Dataset records:
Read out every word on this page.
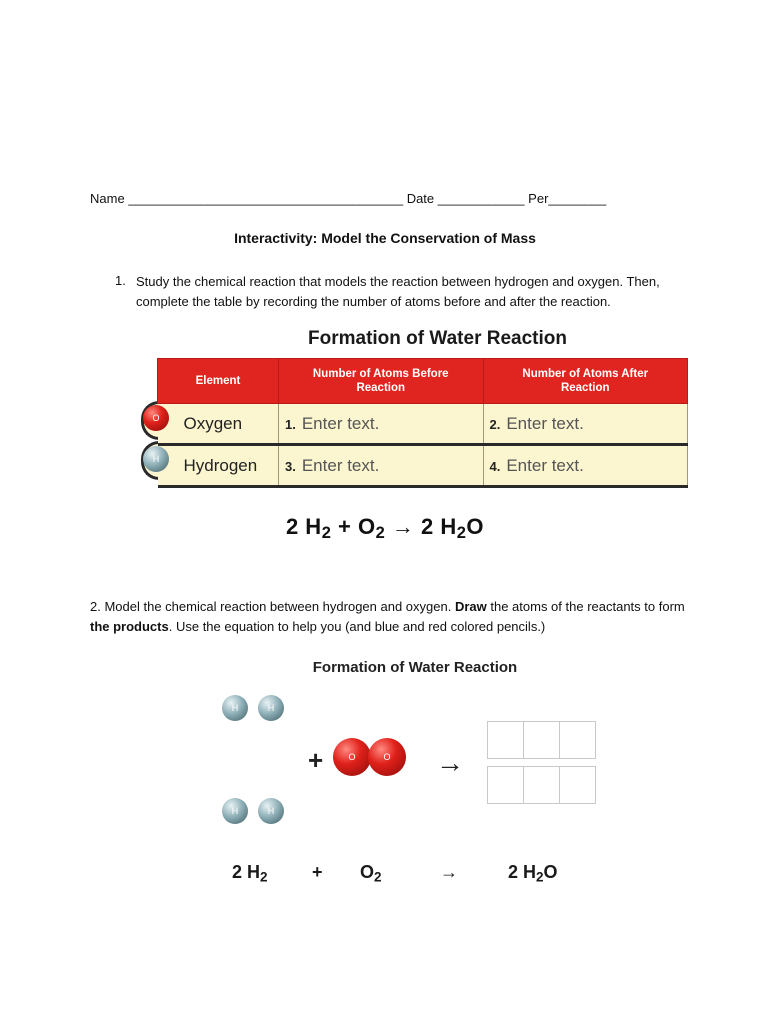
Name ______________________________________ Date ____________ Per________
Interactivity: Model the Conservation of Mass
1. Study the chemical reaction that models the reaction between hydrogen and oxygen. Then, complete the table by recording the number of atoms before and after the reaction.
Formation of Water Reaction
Element	Number of Atoms Before Reaction	Number of Atoms After Reaction
Oxygen	1. Enter text.	2. Enter text.
Hydrogen	3. Enter text.	4. Enter text.
O
H
2 $H_2 + O_2 \to 2$ $H_2O$
2. Model the chemical reaction between hydrogen and oxygen. Draw the atoms of the reactants to form the products. Use the equation to help you (and blue and red colored pencils.)
Formation of Water Reaction
H	H
H	H
+	O	O →

2 $H_2 + O_2$	→	2 $H_2O$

◆ Task instructions ◆
Find the string "text" in the entries above and return each line that holds it.

◆ The solution ◆
Oxygen	1. Enter text.	2. Enter text.
Hydrogen	3. Enter text.	4. Enter text.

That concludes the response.